Problem statement
Tally the lines below that contain the string "collapse" and give only the number.

## start Listing

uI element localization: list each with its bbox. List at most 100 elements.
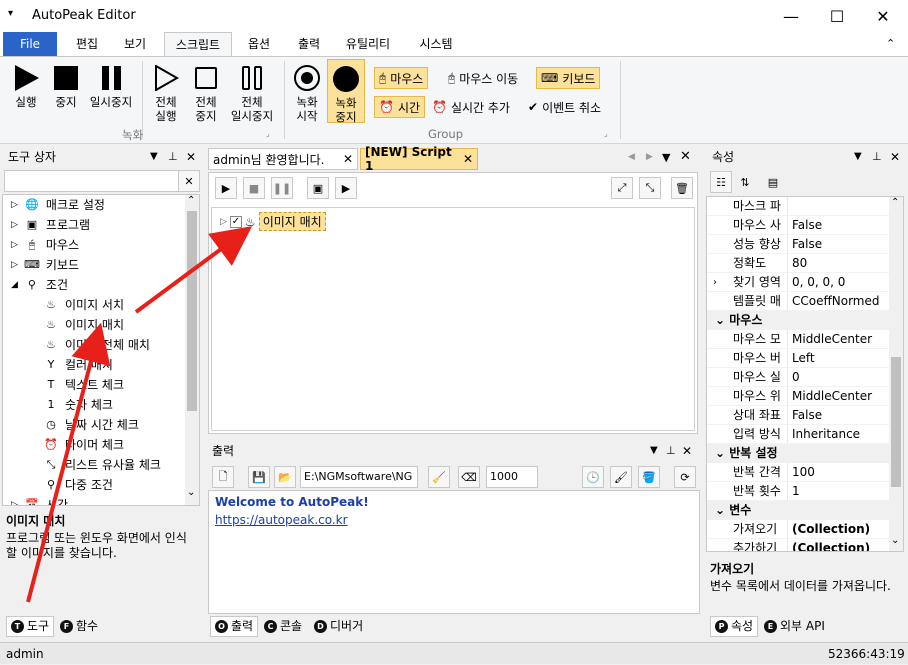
tab-script-1[interactable]: [NEW] Script 1 ✕ bbox=[360, 145, 478, 173]
run-all-button[interactable]: 전체 실행 bbox=[146, 63, 186, 123]
maximize-button[interactable]: ☐ bbox=[814, 0, 860, 32]
record-start-button[interactable]: 녹화 시작 bbox=[288, 63, 326, 123]
expand-icon[interactable]: ▷ bbox=[11, 235, 18, 255]
close-panel-icon[interactable]: ✕ bbox=[890, 146, 900, 168]
delete-button[interactable]: 🗑 bbox=[671, 177, 693, 199]
tab-utility[interactable]: 유틸리티 bbox=[336, 32, 400, 56]
clear-search-button[interactable]: ✕ bbox=[178, 170, 200, 192]
tree-item[interactable]: ▷ ⌨ 키보드 bbox=[3, 255, 199, 275]
property-row[interactable]: 성능 향상 False bbox=[707, 235, 903, 254]
scroll-right-icon[interactable]: ▶ bbox=[646, 152, 653, 162]
minimize-button[interactable]: — bbox=[768, 0, 814, 32]
tree-child-item[interactable]: ♨ 이미지 서치 bbox=[3, 295, 199, 315]
keyboard-toggle[interactable]: ⌨ 키보드 bbox=[536, 67, 601, 89]
tab-list-icon[interactable]: ▼ bbox=[662, 151, 670, 164]
fill-button[interactable]: 🪣 bbox=[638, 466, 660, 488]
refresh-button[interactable]: ⟳ bbox=[674, 466, 696, 488]
tab-tools[interactable]: T 도구 bbox=[6, 616, 55, 637]
close-panel-icon[interactable]: ✕ bbox=[186, 146, 196, 168]
mouse-move-toggle[interactable]: 🖰 마우스 이동 bbox=[444, 67, 522, 89]
tab-output[interactable]: O 출력 bbox=[210, 616, 259, 637]
expand-icon[interactable]: ▷ bbox=[11, 195, 18, 215]
stop-button[interactable]: ■ bbox=[243, 177, 265, 199]
close-button[interactable]: ✕ bbox=[860, 0, 906, 32]
tree-child-item[interactable]: ♨ 이미지 매치 bbox=[3, 315, 199, 335]
pin-icon[interactable]: ⊥ bbox=[872, 146, 882, 168]
close-tab-icon[interactable]: ✕ bbox=[343, 152, 353, 166]
script-node-image-match[interactable]: ▷ ✓ ♨ 이미지 매치 bbox=[220, 212, 326, 231]
tab-edit[interactable]: 편집 bbox=[64, 32, 110, 56]
property-scrollbar[interactable]: ⌃ ⌄ bbox=[889, 197, 903, 551]
tree-child-item[interactable]: T 텍스트 체크 bbox=[3, 375, 199, 395]
record-stop-button[interactable]: 녹화 중지 bbox=[327, 59, 365, 124]
tab-console[interactable]: C 콘솔 bbox=[260, 616, 306, 637]
category-variable[interactable]: ⌄ 변수 bbox=[707, 501, 903, 520]
run-button[interactable]: 실행 bbox=[6, 63, 46, 109]
expand-icon[interactable]: ▷ bbox=[11, 255, 18, 275]
expand-node-icon[interactable]: ▷ bbox=[220, 217, 227, 227]
close-document-icon[interactable]: ✕ bbox=[680, 149, 691, 164]
log-path-input[interactable]: E:\NGMsoftware\NG bbox=[300, 466, 418, 488]
scroll-left-icon[interactable]: ◀ bbox=[628, 152, 635, 162]
property-row[interactable]: 정확도 80 bbox=[707, 254, 903, 273]
tab-options[interactable]: 옵션 bbox=[236, 32, 282, 56]
collapse-ribbon-icon[interactable]: ⌃ bbox=[886, 37, 895, 50]
tree-item[interactable]: ▷ 🌐 매크로 설정 bbox=[3, 195, 199, 215]
tab-debugger[interactable]: D 디버거 bbox=[310, 616, 367, 637]
tree-child-item[interactable]: ⚲ 다중 조건 bbox=[3, 475, 199, 495]
property-row[interactable]: 마우스 버 Left bbox=[707, 349, 903, 368]
line-count-stepper[interactable]: 1000 bbox=[486, 466, 538, 488]
property-row[interactable]: 반복 횟수 1 bbox=[707, 482, 903, 501]
property-row[interactable]: 마우스 위 MiddleCenter bbox=[707, 387, 903, 406]
dialog-launcher-icon[interactable]: ⌟ bbox=[266, 129, 270, 138]
timestamp-button[interactable]: 🕒 bbox=[582, 466, 604, 488]
tree-item[interactable]: ▷ ▣ 프로그램 bbox=[3, 215, 199, 235]
property-row[interactable]: 마우스 실0 bbox=[707, 368, 903, 387]
close-panel-icon[interactable]: ✕ bbox=[682, 440, 692, 462]
mouse-toggle[interactable]: 🖰 마우스 bbox=[374, 67, 429, 89]
tab-functions[interactable]: F 함수 bbox=[56, 616, 102, 637]
tab-output[interactable]: 출력 bbox=[286, 32, 332, 56]
property-row[interactable]: 마우스 사 False bbox=[707, 216, 903, 235]
property-row[interactable]: 상대 좌표 False bbox=[707, 406, 903, 425]
dropdown-icon[interactable]: ▼ bbox=[150, 146, 158, 168]
property-row[interactable]: 템플릿 매 CCoeffNormed bbox=[707, 292, 903, 311]
property-row[interactable]: 반복 간격 100 bbox=[707, 463, 903, 482]
collapse-button[interactable]: ⤡ bbox=[639, 177, 661, 199]
pause-all-button[interactable]: 전체 일시중지 bbox=[226, 63, 278, 123]
expand-icon[interactable]: ▷ bbox=[11, 215, 18, 235]
sort-az-button[interactable]: ⇅ bbox=[734, 171, 756, 193]
property-row[interactable]: 마스크 파 bbox=[707, 197, 903, 216]
brush-button[interactable]: 🖌 bbox=[610, 466, 632, 488]
tab-external-api[interactable]: E 외부 API bbox=[760, 616, 829, 637]
stop-button[interactable]: 중지 bbox=[46, 63, 86, 109]
tab-system[interactable]: 시스템 bbox=[408, 32, 464, 56]
pause-button[interactable]: ❚❚ bbox=[271, 177, 293, 199]
dropdown-icon[interactable]: ▼ bbox=[854, 146, 862, 168]
auto-clean-button[interactable]: 🧹 bbox=[428, 466, 450, 488]
save-button[interactable]: 💾 bbox=[248, 466, 270, 488]
tree-item-time[interactable]: ▷ 📅 시간 bbox=[3, 495, 199, 505]
tree-child-item[interactable]: ♨ 이미지 전체 매치 bbox=[3, 335, 199, 355]
property-row[interactable]: 가져오기 (Collection) bbox=[707, 520, 903, 539]
pin-icon[interactable]: ⊥ bbox=[666, 440, 676, 462]
expand-property-icon[interactable]: › bbox=[713, 273, 717, 292]
clear-button[interactable]: ⌫ bbox=[458, 466, 480, 488]
tab-welcome[interactable]: admin님 환영합니다. ✕ bbox=[208, 148, 358, 170]
tree-item[interactable]: ▷ 🖰 마우스 bbox=[3, 235, 199, 255]
property-row[interactable]: 추가하기 (Collection) bbox=[707, 539, 903, 551]
category-repeat[interactable]: ⌄ 반복 설정 bbox=[707, 444, 903, 463]
step-button[interactable]: ▣ bbox=[307, 177, 329, 199]
node-checkbox[interactable]: ✓ bbox=[229, 215, 242, 228]
quick-access-menu-icon[interactable]: ▾ bbox=[8, 8, 13, 19]
open-folder-button[interactable]: 📂 bbox=[274, 466, 296, 488]
expand-icon[interactable]: ◢ bbox=[11, 275, 18, 295]
property-row[interactable]: › 찾기 영역 0, 0, 0, 0 bbox=[707, 273, 903, 292]
realtime-add-toggle[interactable]: ⏰ 실시간 추가 bbox=[428, 96, 514, 118]
tree-child-item[interactable]: ⏰ 타이머 체크 bbox=[3, 435, 199, 455]
tree-item[interactable]: ◢ ⚲ 조건 bbox=[3, 275, 199, 295]
website-link[interactable]: https://autopeak.co.kr bbox=[215, 511, 693, 529]
tree-child-item[interactable]: ⤡ 리스트 유사율 체크 bbox=[3, 455, 199, 475]
play-button[interactable]: ▶ bbox=[215, 177, 237, 199]
category-mouse[interactable]: ⌄ 마우스 bbox=[707, 311, 903, 330]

## end Listing

Result for this exercise
2